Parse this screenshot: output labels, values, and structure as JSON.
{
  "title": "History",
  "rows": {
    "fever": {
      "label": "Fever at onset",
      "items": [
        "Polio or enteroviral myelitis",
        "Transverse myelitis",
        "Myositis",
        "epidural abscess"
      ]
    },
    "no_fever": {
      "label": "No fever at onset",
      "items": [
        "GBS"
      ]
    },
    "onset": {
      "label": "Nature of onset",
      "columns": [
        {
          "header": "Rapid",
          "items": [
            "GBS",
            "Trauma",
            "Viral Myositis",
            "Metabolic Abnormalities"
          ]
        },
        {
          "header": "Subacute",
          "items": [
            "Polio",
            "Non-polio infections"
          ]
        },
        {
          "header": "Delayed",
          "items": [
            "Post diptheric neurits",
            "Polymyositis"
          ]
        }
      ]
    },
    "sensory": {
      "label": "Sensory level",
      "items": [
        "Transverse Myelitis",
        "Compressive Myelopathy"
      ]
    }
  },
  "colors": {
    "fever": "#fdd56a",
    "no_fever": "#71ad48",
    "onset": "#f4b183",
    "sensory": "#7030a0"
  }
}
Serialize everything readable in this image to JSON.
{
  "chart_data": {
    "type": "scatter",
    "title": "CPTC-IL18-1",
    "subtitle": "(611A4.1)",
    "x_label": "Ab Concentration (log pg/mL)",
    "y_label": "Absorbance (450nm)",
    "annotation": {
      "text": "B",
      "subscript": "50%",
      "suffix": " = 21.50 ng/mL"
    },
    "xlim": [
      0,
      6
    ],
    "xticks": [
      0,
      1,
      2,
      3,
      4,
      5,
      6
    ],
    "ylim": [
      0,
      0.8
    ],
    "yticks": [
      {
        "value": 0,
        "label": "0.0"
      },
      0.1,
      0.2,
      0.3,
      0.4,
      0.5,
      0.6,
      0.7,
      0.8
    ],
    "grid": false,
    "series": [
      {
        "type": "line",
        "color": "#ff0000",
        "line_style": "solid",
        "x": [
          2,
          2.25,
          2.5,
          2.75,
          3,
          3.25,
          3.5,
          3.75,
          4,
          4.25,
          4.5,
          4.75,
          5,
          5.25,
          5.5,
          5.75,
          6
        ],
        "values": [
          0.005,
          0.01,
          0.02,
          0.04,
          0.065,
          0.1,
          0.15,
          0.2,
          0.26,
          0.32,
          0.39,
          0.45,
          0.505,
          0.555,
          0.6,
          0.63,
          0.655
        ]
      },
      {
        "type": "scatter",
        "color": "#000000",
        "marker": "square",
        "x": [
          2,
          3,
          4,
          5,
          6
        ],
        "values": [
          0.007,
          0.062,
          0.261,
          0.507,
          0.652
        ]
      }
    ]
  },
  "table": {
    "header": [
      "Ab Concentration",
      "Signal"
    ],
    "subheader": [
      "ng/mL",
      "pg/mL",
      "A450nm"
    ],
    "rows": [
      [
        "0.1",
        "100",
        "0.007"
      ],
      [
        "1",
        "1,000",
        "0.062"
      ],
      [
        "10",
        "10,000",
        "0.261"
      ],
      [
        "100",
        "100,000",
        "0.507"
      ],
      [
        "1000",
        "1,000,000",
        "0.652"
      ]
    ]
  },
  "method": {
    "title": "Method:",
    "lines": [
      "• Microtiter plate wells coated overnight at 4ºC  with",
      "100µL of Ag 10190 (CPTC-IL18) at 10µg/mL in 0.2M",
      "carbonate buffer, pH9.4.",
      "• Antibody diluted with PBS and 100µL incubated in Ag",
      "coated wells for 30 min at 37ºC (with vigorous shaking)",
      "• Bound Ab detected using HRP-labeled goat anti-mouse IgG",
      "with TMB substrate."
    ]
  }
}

Task item: State in a single number how many lines in the data include the word "type".

Reply to the exercise: 3